# [Given request]
Exactly reproduce each record listed below.

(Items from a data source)
§ §

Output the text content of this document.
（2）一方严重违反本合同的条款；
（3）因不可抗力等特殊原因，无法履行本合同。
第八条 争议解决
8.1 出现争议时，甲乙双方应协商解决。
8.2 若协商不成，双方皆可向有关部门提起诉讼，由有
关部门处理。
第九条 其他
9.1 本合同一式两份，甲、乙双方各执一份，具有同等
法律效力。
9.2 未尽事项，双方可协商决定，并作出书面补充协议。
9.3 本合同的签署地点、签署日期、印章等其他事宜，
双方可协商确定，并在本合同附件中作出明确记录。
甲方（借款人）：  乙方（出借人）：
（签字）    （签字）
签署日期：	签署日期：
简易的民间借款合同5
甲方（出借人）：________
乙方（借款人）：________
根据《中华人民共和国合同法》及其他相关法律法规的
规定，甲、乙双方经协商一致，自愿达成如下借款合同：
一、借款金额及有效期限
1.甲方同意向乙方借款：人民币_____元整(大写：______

§ §

# [Solution for this task]
Output the text content of this document.
（2）一方严重违反本合同的条款；
（3）因不可抗力等特殊原因，无法履行本合同。
第八条 争议解决
8.1 出现争议时，甲乙双方应协商解决。
8.2 若协商不成，双方皆可向有关部门提起诉讼，由有
关部门处理。
第九条 其他
9.1 本合同一式两份，甲、乙双方各执一份，具有同等
法律效力。
9.2 未尽事项，双方可协商决定，并作出书面补充协议。
9.3 本合同的签署地点、签署日期、印章等其他事宜，
双方可协商确定，并在本合同附件中作出明确记录。
甲方（借款人）：  乙方（出借人）：
（签字）    （签字）
签署日期：	签署日期：
简易的民间借款合同5
甲方（出借人）：________
乙方（借款人）：________
根据《中华人民共和国合同法》及其他相关法律法规的
规定，甲、乙双方经协商一致，自愿达成如下借款合同：
一、借款金额及有效期限
1.甲方同意向乙方借款：人民币_____元整(大写：______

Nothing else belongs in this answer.